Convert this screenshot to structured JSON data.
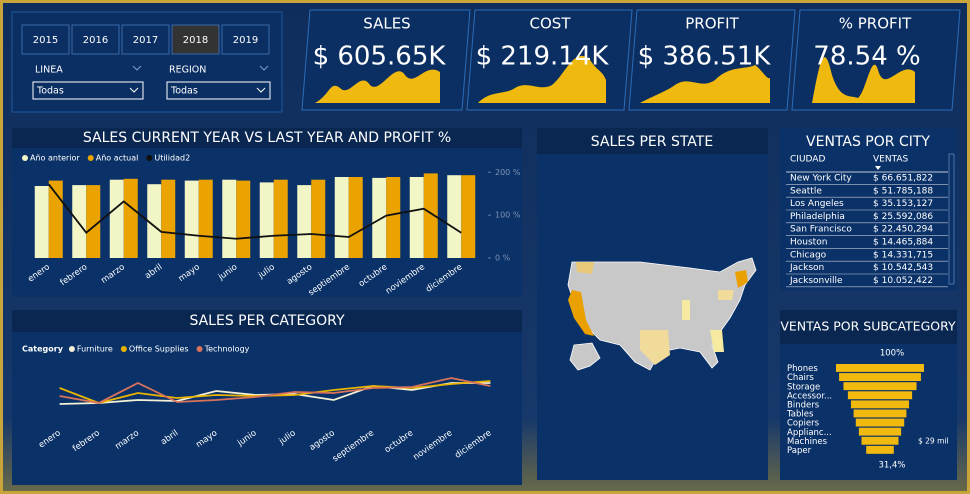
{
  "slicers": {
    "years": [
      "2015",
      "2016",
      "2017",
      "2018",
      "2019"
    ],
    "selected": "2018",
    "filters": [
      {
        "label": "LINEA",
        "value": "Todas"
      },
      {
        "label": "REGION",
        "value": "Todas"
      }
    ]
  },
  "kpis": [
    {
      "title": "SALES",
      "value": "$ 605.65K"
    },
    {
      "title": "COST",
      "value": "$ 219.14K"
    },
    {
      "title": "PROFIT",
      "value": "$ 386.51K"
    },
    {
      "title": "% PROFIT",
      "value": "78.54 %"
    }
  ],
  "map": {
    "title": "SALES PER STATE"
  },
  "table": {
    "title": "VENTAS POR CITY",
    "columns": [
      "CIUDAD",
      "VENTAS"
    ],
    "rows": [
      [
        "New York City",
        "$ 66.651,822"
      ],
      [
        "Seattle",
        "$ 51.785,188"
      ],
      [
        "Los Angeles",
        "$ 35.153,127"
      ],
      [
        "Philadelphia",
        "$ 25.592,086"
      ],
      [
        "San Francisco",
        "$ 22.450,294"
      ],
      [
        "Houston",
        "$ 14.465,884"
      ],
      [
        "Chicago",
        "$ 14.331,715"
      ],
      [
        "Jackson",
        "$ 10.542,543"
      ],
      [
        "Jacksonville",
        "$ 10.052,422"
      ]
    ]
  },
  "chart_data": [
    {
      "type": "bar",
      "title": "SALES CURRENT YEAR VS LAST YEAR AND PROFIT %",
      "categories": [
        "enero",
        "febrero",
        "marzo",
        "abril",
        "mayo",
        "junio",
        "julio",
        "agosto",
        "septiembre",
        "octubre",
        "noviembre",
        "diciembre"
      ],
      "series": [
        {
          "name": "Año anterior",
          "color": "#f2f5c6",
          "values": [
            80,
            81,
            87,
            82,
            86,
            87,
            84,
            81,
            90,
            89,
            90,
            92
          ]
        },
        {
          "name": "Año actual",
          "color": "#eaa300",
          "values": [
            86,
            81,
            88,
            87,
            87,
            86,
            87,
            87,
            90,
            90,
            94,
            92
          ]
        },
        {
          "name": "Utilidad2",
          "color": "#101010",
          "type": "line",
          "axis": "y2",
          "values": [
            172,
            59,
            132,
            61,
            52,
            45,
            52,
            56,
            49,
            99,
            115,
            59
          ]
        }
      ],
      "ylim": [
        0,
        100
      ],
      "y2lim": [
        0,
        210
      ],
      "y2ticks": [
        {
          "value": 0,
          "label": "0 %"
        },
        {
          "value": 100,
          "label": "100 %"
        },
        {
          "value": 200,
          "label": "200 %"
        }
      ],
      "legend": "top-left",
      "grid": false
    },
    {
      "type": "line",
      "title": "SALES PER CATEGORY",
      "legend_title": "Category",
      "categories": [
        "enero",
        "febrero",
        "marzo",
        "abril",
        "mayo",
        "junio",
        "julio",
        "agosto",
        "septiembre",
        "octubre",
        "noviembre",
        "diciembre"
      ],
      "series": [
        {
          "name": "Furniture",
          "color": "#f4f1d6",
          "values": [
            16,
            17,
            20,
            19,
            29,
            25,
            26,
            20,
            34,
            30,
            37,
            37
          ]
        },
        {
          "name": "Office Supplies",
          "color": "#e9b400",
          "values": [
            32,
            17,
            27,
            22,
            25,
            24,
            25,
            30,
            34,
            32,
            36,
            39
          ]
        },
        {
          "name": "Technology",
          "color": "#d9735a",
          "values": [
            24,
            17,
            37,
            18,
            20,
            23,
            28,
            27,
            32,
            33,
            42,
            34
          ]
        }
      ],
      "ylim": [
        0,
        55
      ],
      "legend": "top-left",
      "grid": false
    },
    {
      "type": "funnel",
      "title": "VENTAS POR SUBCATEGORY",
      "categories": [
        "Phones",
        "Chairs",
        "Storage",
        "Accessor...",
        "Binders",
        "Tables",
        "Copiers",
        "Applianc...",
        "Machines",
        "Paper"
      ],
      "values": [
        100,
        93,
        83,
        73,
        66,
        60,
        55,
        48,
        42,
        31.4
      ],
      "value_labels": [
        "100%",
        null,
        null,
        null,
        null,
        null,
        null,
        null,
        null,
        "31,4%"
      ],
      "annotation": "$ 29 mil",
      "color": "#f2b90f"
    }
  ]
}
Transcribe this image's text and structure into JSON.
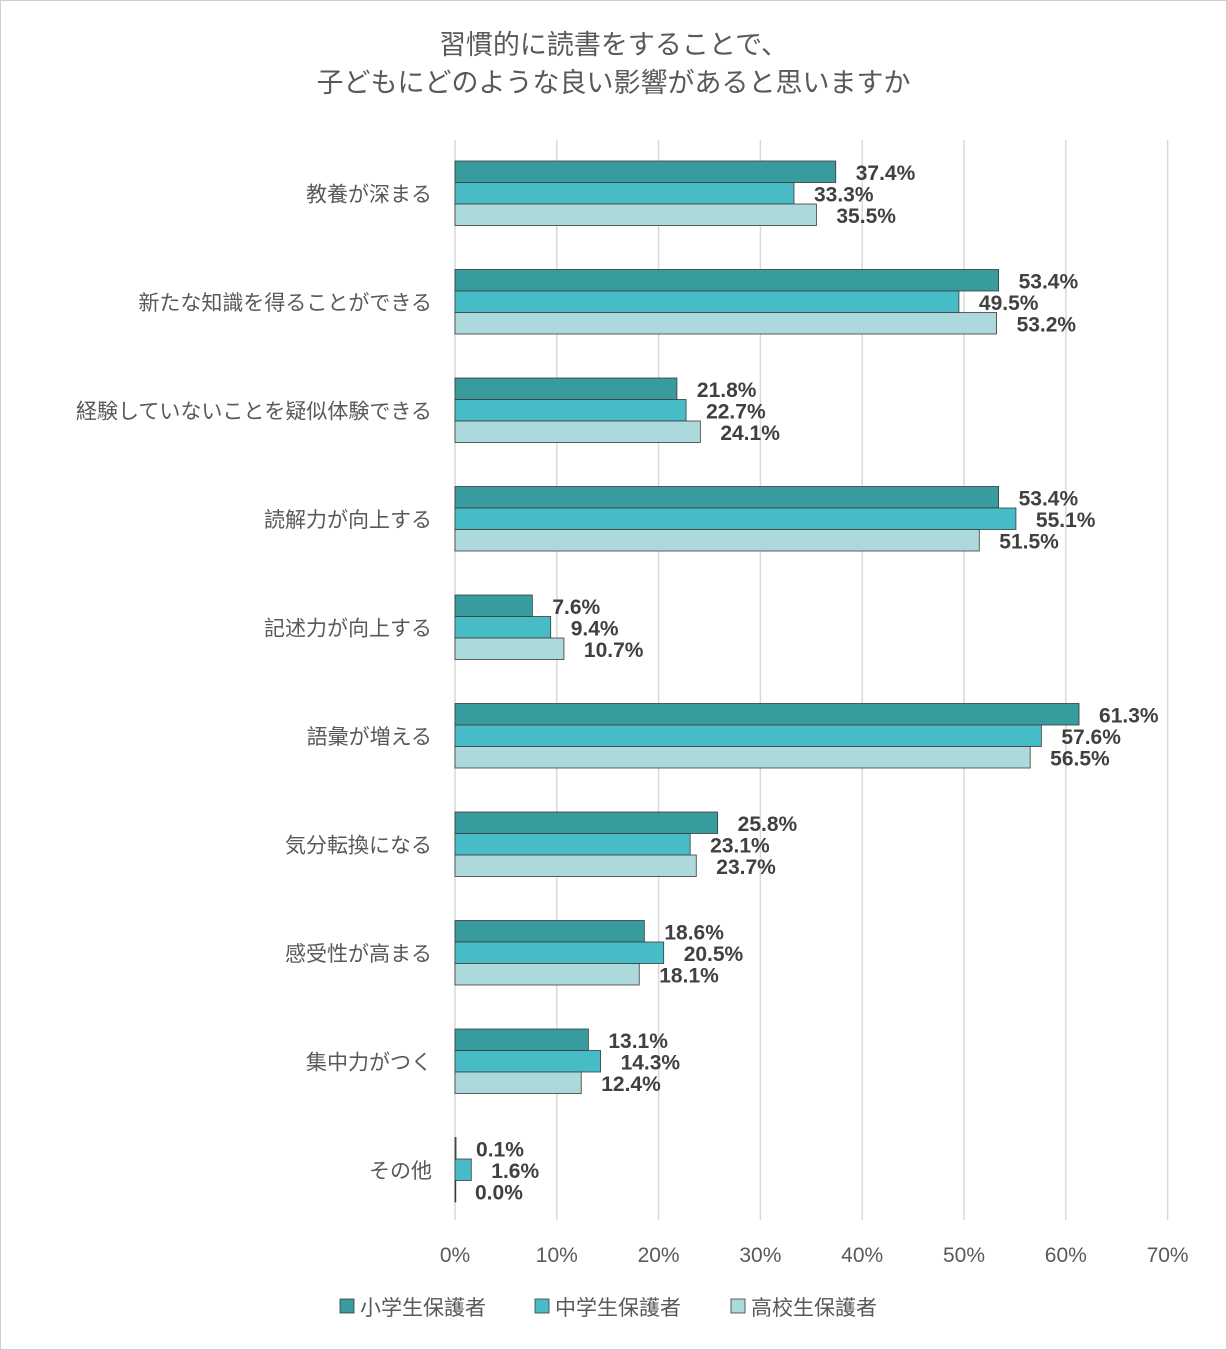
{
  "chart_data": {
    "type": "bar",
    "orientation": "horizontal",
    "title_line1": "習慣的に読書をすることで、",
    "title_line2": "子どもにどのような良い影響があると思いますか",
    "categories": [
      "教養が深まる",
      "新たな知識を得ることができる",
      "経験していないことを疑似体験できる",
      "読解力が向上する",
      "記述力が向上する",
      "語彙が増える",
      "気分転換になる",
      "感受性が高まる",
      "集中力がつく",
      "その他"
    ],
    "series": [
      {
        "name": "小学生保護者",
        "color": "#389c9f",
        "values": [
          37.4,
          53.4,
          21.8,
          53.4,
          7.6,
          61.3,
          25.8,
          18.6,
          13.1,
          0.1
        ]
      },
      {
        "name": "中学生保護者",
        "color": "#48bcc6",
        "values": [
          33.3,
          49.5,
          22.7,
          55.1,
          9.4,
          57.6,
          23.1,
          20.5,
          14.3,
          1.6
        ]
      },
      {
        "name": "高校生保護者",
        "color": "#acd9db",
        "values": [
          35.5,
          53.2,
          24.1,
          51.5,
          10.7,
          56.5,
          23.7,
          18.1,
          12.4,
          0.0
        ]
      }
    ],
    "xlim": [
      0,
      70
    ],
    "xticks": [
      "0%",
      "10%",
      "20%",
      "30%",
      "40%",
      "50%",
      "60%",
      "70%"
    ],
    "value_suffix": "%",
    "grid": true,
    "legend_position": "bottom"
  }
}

***

Task requirements = State how many lines of the listing above hold the word "VENTAS", with nothing but the number.

Exercise result = 3